[Saved entries]
►
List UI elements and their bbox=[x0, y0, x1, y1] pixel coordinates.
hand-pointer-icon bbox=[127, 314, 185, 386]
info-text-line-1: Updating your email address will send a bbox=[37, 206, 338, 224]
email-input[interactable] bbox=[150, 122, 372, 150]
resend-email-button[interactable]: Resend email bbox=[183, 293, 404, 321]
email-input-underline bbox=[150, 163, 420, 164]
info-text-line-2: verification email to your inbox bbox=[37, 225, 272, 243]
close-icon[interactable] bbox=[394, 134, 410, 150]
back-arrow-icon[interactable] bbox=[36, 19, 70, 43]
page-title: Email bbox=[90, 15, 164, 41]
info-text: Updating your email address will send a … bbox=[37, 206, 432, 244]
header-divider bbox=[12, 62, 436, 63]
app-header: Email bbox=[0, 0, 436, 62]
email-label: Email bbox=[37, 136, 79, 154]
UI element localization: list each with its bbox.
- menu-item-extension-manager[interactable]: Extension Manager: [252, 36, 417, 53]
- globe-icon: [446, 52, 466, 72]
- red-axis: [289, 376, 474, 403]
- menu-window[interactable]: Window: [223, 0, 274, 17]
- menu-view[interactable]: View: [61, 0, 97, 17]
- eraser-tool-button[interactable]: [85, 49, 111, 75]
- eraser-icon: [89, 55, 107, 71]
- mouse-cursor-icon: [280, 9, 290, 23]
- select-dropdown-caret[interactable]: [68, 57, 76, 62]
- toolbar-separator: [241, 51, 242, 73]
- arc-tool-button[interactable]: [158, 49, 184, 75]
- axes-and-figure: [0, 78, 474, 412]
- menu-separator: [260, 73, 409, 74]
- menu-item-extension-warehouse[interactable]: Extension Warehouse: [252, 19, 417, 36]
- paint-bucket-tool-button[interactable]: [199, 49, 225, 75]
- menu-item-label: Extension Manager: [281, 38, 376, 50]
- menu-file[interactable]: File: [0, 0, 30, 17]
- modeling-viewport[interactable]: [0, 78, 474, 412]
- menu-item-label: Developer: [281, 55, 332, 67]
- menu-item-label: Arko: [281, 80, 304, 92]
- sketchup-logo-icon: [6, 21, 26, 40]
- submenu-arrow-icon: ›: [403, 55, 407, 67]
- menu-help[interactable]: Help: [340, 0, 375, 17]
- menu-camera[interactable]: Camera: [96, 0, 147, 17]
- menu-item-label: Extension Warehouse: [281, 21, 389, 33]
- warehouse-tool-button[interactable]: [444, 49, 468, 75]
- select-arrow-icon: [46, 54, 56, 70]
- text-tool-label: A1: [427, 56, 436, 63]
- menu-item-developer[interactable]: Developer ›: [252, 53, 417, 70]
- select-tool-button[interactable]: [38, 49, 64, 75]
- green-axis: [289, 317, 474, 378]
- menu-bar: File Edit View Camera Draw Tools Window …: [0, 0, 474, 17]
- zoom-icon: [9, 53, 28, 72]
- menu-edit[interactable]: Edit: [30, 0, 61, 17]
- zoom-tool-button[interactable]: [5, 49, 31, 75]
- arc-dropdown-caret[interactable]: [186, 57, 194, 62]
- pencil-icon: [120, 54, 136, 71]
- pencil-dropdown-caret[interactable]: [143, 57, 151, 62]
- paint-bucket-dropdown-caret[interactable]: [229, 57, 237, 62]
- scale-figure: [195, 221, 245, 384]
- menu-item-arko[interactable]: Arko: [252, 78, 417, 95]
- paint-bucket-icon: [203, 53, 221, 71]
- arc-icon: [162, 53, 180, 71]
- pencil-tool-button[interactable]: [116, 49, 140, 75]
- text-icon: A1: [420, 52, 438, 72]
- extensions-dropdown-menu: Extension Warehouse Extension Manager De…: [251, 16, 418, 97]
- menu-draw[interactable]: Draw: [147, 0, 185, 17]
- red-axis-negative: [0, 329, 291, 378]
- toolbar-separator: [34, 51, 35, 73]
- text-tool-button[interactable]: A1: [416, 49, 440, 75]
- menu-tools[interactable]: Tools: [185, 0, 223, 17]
◄
Print everything from the first line of the items down to the line containing "- axes-and-figure: [0, 78, 474, 412]", both included. Reproduce the lines without any changes.

List UI elements and their bbox=[x0, y0, x1, y1] pixel coordinates.
hand-pointer-icon bbox=[127, 314, 185, 386]
info-text-line-1: Updating your email address will send a bbox=[37, 206, 338, 224]
email-input[interactable] bbox=[150, 122, 372, 150]
resend-email-button[interactable]: Resend email bbox=[183, 293, 404, 321]
email-input-underline bbox=[150, 163, 420, 164]
info-text-line-2: verification email to your inbox bbox=[37, 225, 272, 243]
close-icon[interactable] bbox=[394, 134, 410, 150]
back-arrow-icon[interactable] bbox=[36, 19, 70, 43]
page-title: Email bbox=[90, 15, 164, 41]
info-text: Updating your email address will send a … bbox=[37, 206, 432, 244]
header-divider bbox=[12, 62, 436, 63]
app-header: Email bbox=[0, 0, 436, 62]
email-label: Email bbox=[37, 136, 79, 154]
UI element localization: list each with its bbox.
- menu-item-extension-manager[interactable]: Extension Manager: [252, 36, 417, 53]
- globe-icon: [446, 52, 466, 72]
- red-axis: [289, 376, 474, 403]
- menu-window[interactable]: Window: [223, 0, 274, 17]
- menu-view[interactable]: View: [61, 0, 97, 17]
- eraser-tool-button[interactable]: [85, 49, 111, 75]
- eraser-icon: [89, 55, 107, 71]
- mouse-cursor-icon: [280, 9, 290, 23]
- select-dropdown-caret[interactable]: [68, 57, 76, 62]
- toolbar-separator: [241, 51, 242, 73]
- arc-tool-button[interactable]: [158, 49, 184, 75]
- axes-and-figure: [0, 78, 474, 412]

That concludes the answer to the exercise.